-------- Supplied information --------
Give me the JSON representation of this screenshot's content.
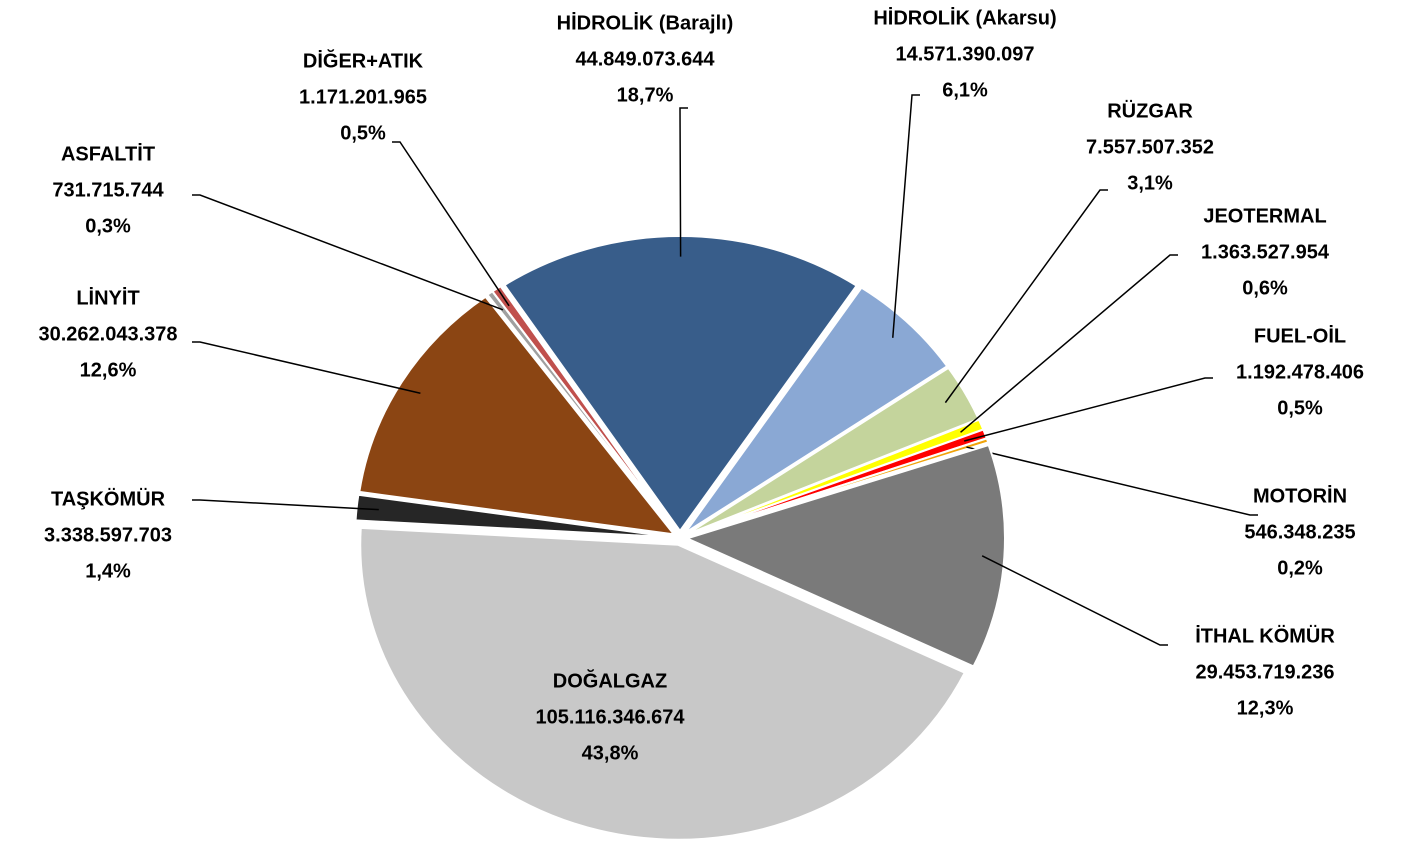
{
  "chart_data": {
    "type": "pie",
    "categories": [
      "HİDROLİK (Barajlı)",
      "HİDROLİK (Akarsu)",
      "RÜZGAR",
      "JEOTERMAL",
      "FUEL-OİL",
      "MOTORİN",
      "İTHAL KÖMÜR",
      "DOĞALGAZ",
      "TAŞKÖMÜR",
      "LİNYİT",
      "ASFALTİT",
      "DİĞER+ATIK"
    ],
    "values": [
      44849073644,
      14571390097,
      7557507352,
      1363527954,
      1192478406,
      546348235,
      29453719236,
      105116346674,
      3338597703,
      30262043378,
      731715744,
      1171201965
    ],
    "value_labels": [
      "44.849.073.644",
      "14.571.390.097",
      "7.557.507.352",
      "1.363.527.954",
      "1.192.478.406",
      "546.348.235",
      "29.453.719.236",
      "105.116.346.674",
      "3.338.597.703",
      "30.262.043.378",
      "731.715.744",
      "1.171.201.965"
    ],
    "percent_labels": [
      "18,7%",
      "6,1%",
      "3,1%",
      "0,6%",
      "0,5%",
      "0,2%",
      "12,3%",
      "43,8%",
      "1,4%",
      "12,6%",
      "0,3%",
      "0,5%"
    ],
    "colors": [
      "#385d8a",
      "#8aa8d4",
      "#c4d49c",
      "#ffff00",
      "#ff0000",
      "#f0a30a",
      "#7a7a7a",
      "#c8c8c8",
      "#262626",
      "#8b4513",
      "#a0a0a0",
      "#c0504d"
    ]
  }
}
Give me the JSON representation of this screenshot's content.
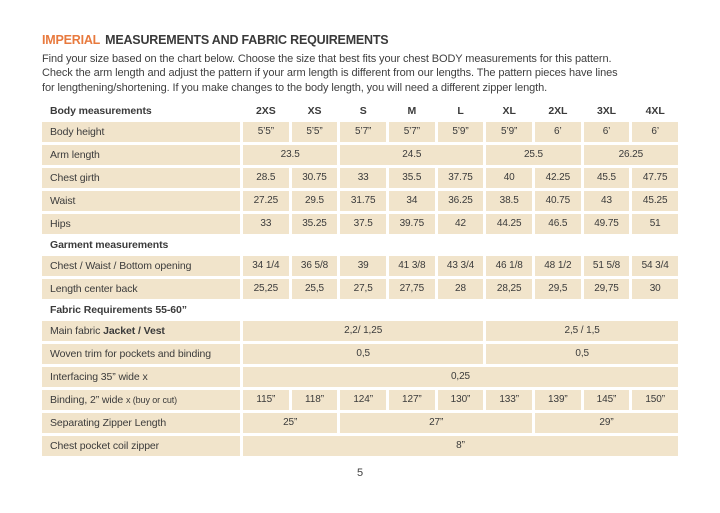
{
  "header": {
    "title_highlight": "IMPERIAL",
    "title_rest": "MEASUREMENTS AND FABRIC REQUIREMENTS",
    "intro_lines": [
      "Find your size based on the chart below. Choose the size that best fits your chest BODY measurements for this pattern.",
      "Check the arm length and adjust the pattern if your arm length is different from our lengths. The pattern pieces have lines",
      "for lengthening/shortening. If you make changes to the body length, you will need a different zipper length."
    ]
  },
  "colors": {
    "accent": "#E87A3E",
    "cell_bg": "#F1E4CB",
    "text": "#3B3B3B"
  },
  "table": {
    "column_header_label": "Body measurements",
    "size_columns": [
      "2XS",
      "XS",
      "S",
      "M",
      "L",
      "XL",
      "2XL",
      "3XL",
      "4XL"
    ],
    "rows": [
      {
        "kind": "data",
        "label": [
          {
            "t": "Body height"
          }
        ],
        "cells": [
          {
            "t": "5’5”"
          },
          {
            "t": "5’5”"
          },
          {
            "t": "5’7”"
          },
          {
            "t": "5’7”"
          },
          {
            "t": "5’9”"
          },
          {
            "t": "5’9”"
          },
          {
            "t": "6’"
          },
          {
            "t": "6’"
          },
          {
            "t": "6’"
          }
        ]
      },
      {
        "kind": "data",
        "label": [
          {
            "t": "Arm length"
          }
        ],
        "cells": [
          {
            "t": "23.5",
            "s": 2
          },
          {
            "t": "24.5",
            "s": 3
          },
          {
            "t": "25.5",
            "s": 2
          },
          {
            "t": "26.25",
            "s": 2
          }
        ]
      },
      {
        "kind": "data",
        "label": [
          {
            "t": "Chest girth"
          }
        ],
        "cells": [
          {
            "t": "28.5"
          },
          {
            "t": "30.75"
          },
          {
            "t": "33"
          },
          {
            "t": "35.5"
          },
          {
            "t": "37.75"
          },
          {
            "t": "40"
          },
          {
            "t": "42.25"
          },
          {
            "t": "45.5"
          },
          {
            "t": "47.75"
          }
        ]
      },
      {
        "kind": "data",
        "label": [
          {
            "t": "Waist"
          }
        ],
        "cells": [
          {
            "t": "27.25"
          },
          {
            "t": "29.5"
          },
          {
            "t": "31.75"
          },
          {
            "t": "34"
          },
          {
            "t": "36.25"
          },
          {
            "t": "38.5"
          },
          {
            "t": "40.75"
          },
          {
            "t": "43"
          },
          {
            "t": "45.25"
          }
        ]
      },
      {
        "kind": "data",
        "label": [
          {
            "t": "Hips"
          }
        ],
        "cells": [
          {
            "t": "33"
          },
          {
            "t": "35.25"
          },
          {
            "t": "37.5"
          },
          {
            "t": "39.75"
          },
          {
            "t": "42"
          },
          {
            "t": "44.25"
          },
          {
            "t": "46.5"
          },
          {
            "t": "49.75"
          },
          {
            "t": "51"
          }
        ]
      },
      {
        "kind": "section",
        "label": [
          {
            "t": "Garment measurements"
          }
        ]
      },
      {
        "kind": "data",
        "label": [
          {
            "t": "Chest / Waist / Bottom opening"
          }
        ],
        "cells": [
          {
            "t": "34 1/4"
          },
          {
            "t": "36 5/8"
          },
          {
            "t": "39"
          },
          {
            "t": "41 3/8"
          },
          {
            "t": "43 3/4"
          },
          {
            "t": "46 1/8"
          },
          {
            "t": "48 1/2"
          },
          {
            "t": "51 5/8"
          },
          {
            "t": "54 3/4"
          }
        ]
      },
      {
        "kind": "data",
        "label": [
          {
            "t": "Length center back"
          }
        ],
        "cells": [
          {
            "t": "25,25"
          },
          {
            "t": "25,5"
          },
          {
            "t": "27,5"
          },
          {
            "t": "27,75"
          },
          {
            "t": "28"
          },
          {
            "t": "28,25"
          },
          {
            "t": "29,5"
          },
          {
            "t": "29,75"
          },
          {
            "t": "30"
          }
        ]
      },
      {
        "kind": "section",
        "label": [
          {
            "t": "Fabric Requirements 55-60”"
          }
        ]
      },
      {
        "kind": "data",
        "label": [
          {
            "t": "Main fabric "
          },
          {
            "t": "Jacket / Vest",
            "b": true
          }
        ],
        "cells": [
          {
            "t": "2,2/ 1,25",
            "s": 5
          },
          {
            "t": "2,5 / 1,5",
            "s": 4
          }
        ]
      },
      {
        "kind": "data",
        "label": [
          {
            "t": "Woven trim for pockets and binding"
          }
        ],
        "cells": [
          {
            "t": "0,5",
            "s": 5
          },
          {
            "t": "0,5",
            "s": 4
          }
        ]
      },
      {
        "kind": "data",
        "label": [
          {
            "t": "Interfacing 35” wide x"
          }
        ],
        "cells": [
          {
            "t": "0,25",
            "s": 9
          }
        ]
      },
      {
        "kind": "data",
        "label": [
          {
            "t": "Binding, 2” wide "
          },
          {
            "t": "x (buy or cut)",
            "sm": true
          }
        ],
        "cells": [
          {
            "t": "115”"
          },
          {
            "t": "118”"
          },
          {
            "t": "124”"
          },
          {
            "t": "127”"
          },
          {
            "t": "130”"
          },
          {
            "t": "133”"
          },
          {
            "t": "139”"
          },
          {
            "t": "145”"
          },
          {
            "t": "150”"
          }
        ]
      },
      {
        "kind": "data",
        "label": [
          {
            "t": "Separating Zipper Length"
          }
        ],
        "cells": [
          {
            "t": "25”",
            "s": 2
          },
          {
            "t": "27”",
            "s": 4
          },
          {
            "t": "29”",
            "s": 3
          }
        ]
      },
      {
        "kind": "data",
        "label": [
          {
            "t": "Chest pocket coil zipper"
          }
        ],
        "cells": [
          {
            "t": "8”",
            "s": 9
          }
        ]
      }
    ]
  },
  "footer": {
    "page_number": "5"
  }
}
--------
Repeat all the data as it stands, dropping any images it holds.

Result of this exercise:
Give me the JSON representation of this screenshot's content.
{
  "chart_data": {
    "type": "pie",
    "categories": [
      "HİDROLİK (Barajlı)",
      "HİDROLİK (Akarsu)",
      "RÜZGAR",
      "JEOTERMAL",
      "FUEL-OİL",
      "MOTORİN",
      "İTHAL KÖMÜR",
      "DOĞALGAZ",
      "TAŞKÖMÜR",
      "LİNYİT",
      "ASFALTİT",
      "DİĞER+ATIK"
    ],
    "values": [
      44849073644,
      14571390097,
      7557507352,
      1363527954,
      1192478406,
      546348235,
      29453719236,
      105116346674,
      3338597703,
      30262043378,
      731715744,
      1171201965
    ],
    "value_labels": [
      "44.849.073.644",
      "14.571.390.097",
      "7.557.507.352",
      "1.363.527.954",
      "1.192.478.406",
      "546.348.235",
      "29.453.719.236",
      "105.116.346.674",
      "3.338.597.703",
      "30.262.043.378",
      "731.715.744",
      "1.171.201.965"
    ],
    "percent_labels": [
      "18,7%",
      "6,1%",
      "3,1%",
      "0,6%",
      "0,5%",
      "0,2%",
      "12,3%",
      "43,8%",
      "1,4%",
      "12,6%",
      "0,3%",
      "0,5%"
    ],
    "colors": [
      "#385d8a",
      "#8aa8d4",
      "#c4d49c",
      "#ffff00",
      "#ff0000",
      "#f0a30a",
      "#7a7a7a",
      "#c8c8c8",
      "#262626",
      "#8b4513",
      "#a0a0a0",
      "#c0504d"
    ]
  }
}
Give me the JSON representation of this screenshot's content.
{
  "header": {
    "title_highlight": "IMPERIAL",
    "title_rest": "MEASUREMENTS AND FABRIC REQUIREMENTS",
    "intro_lines": [
      "Find your size based on the chart below. Choose the size that best fits your chest BODY measurements for this pattern.",
      "Check the arm length and adjust the pattern if your arm length is different from our lengths. The pattern pieces have lines",
      "for lengthening/shortening. If you make changes to the body length, you will need a different zipper length."
    ]
  },
  "colors": {
    "accent": "#E87A3E",
    "cell_bg": "#F1E4CB",
    "text": "#3B3B3B"
  },
  "table": {
    "column_header_label": "Body measurements",
    "size_columns": [
      "2XS",
      "XS",
      "S",
      "M",
      "L",
      "XL",
      "2XL",
      "3XL",
      "4XL"
    ],
    "rows": [
      {
        "kind": "data",
        "label": [
          {
            "t": "Body height"
          }
        ],
        "cells": [
          {
            "t": "5’5”"
          },
          {
            "t": "5’5”"
          },
          {
            "t": "5’7”"
          },
          {
            "t": "5’7”"
          },
          {
            "t": "5’9”"
          },
          {
            "t": "5’9”"
          },
          {
            "t": "6’"
          },
          {
            "t": "6’"
          },
          {
            "t": "6’"
          }
        ]
      },
      {
        "kind": "data",
        "label": [
          {
            "t": "Arm length"
          }
        ],
        "cells": [
          {
            "t": "23.5",
            "s": 2
          },
          {
            "t": "24.5",
            "s": 3
          },
          {
            "t": "25.5",
            "s": 2
          },
          {
            "t": "26.25",
            "s": 2
          }
        ]
      },
      {
        "kind": "data",
        "label": [
          {
            "t": "Chest girth"
          }
        ],
        "cells": [
          {
            "t": "28.5"
          },
          {
            "t": "30.75"
          },
          {
            "t": "33"
          },
          {
            "t": "35.5"
          },
          {
            "t": "37.75"
          },
          {
            "t": "40"
          },
          {
            "t": "42.25"
          },
          {
            "t": "45.5"
          },
          {
            "t": "47.75"
          }
        ]
      },
      {
        "kind": "data",
        "label": [
          {
            "t": "Waist"
          }
        ],
        "cells": [
          {
            "t": "27.25"
          },
          {
            "t": "29.5"
          },
          {
            "t": "31.75"
          },
          {
            "t": "34"
          },
          {
            "t": "36.25"
          },
          {
            "t": "38.5"
          },
          {
            "t": "40.75"
          },
          {
            "t": "43"
          },
          {
            "t": "45.25"
          }
        ]
      },
      {
        "kind": "data",
        "label": [
          {
            "t": "Hips"
          }
        ],
        "cells": [
          {
            "t": "33"
          },
          {
            "t": "35.25"
          },
          {
            "t": "37.5"
          },
          {
            "t": "39.75"
          },
          {
            "t": "42"
          },
          {
            "t": "44.25"
          },
          {
            "t": "46.5"
          },
          {
            "t": "49.75"
          },
          {
            "t": "51"
          }
        ]
      },
      {
        "kind": "section",
        "label": [
          {
            "t": "Garment measurements"
          }
        ]
      },
      {
        "kind": "data",
        "label": [
          {
            "t": "Chest / Waist / Bottom opening"
          }
        ],
        "cells": [
          {
            "t": "34 1/4"
          },
          {
            "t": "36 5/8"
          },
          {
            "t": "39"
          },
          {
            "t": "41 3/8"
          },
          {
            "t": "43 3/4"
          },
          {
            "t": "46 1/8"
          },
          {
            "t": "48 1/2"
          },
          {
            "t": "51 5/8"
          },
          {
            "t": "54 3/4"
          }
        ]
      },
      {
        "kind": "data",
        "label": [
          {
            "t": "Length center back"
          }
        ],
        "cells": [
          {
            "t": "25,25"
          },
          {
            "t": "25,5"
          },
          {
            "t": "27,5"
          },
          {
            "t": "27,75"
          },
          {
            "t": "28"
          },
          {
            "t": "28,25"
          },
          {
            "t": "29,5"
          },
          {
            "t": "29,75"
          },
          {
            "t": "30"
          }
        ]
      },
      {
        "kind": "section",
        "label": [
          {
            "t": "Fabric Requirements 55-60”"
          }
        ]
      },
      {
        "kind": "data",
        "label": [
          {
            "t": "Main fabric "
          },
          {
            "t": "Jacket / Vest",
            "b": true
          }
        ],
        "cells": [
          {
            "t": "2,2/ 1,25",
            "s": 5
          },
          {
            "t": "2,5 / 1,5",
            "s": 4
          }
        ]
      },
      {
        "kind": "data",
        "label": [
          {
            "t": "Woven trim for pockets and binding"
          }
        ],
        "cells": [
          {
            "t": "0,5",
            "s": 5
          },
          {
            "t": "0,5",
            "s": 4
          }
        ]
      },
      {
        "kind": "data",
        "label": [
          {
            "t": "Interfacing 35” wide x"
          }
        ],
        "cells": [
          {
            "t": "0,25",
            "s": 9
          }
        ]
      },
      {
        "kind": "data",
        "label": [
          {
            "t": "Binding, 2” wide "
          },
          {
            "t": "x (buy or cut)",
            "sm": true
          }
        ],
        "cells": [
          {
            "t": "115”"
          },
          {
            "t": "118”"
          },
          {
            "t": "124”"
          },
          {
            "t": "127”"
          },
          {
            "t": "130”"
          },
          {
            "t": "133”"
          },
          {
            "t": "139”"
          },
          {
            "t": "145”"
          },
          {
            "t": "150”"
          }
        ]
      },
      {
        "kind": "data",
        "label": [
          {
            "t": "Separating Zipper Length"
          }
        ],
        "cells": [
          {
            "t": "25”",
            "s": 2
          },
          {
            "t": "27”",
            "s": 4
          },
          {
            "t": "29”",
            "s": 3
          }
        ]
      },
      {
        "kind": "data",
        "label": [
          {
            "t": "Chest pocket coil zipper"
          }
        ],
        "cells": [
          {
            "t": "8”",
            "s": 9
          }
        ]
      }
    ]
  },
  "footer": {
    "page_number": "5"
  }
}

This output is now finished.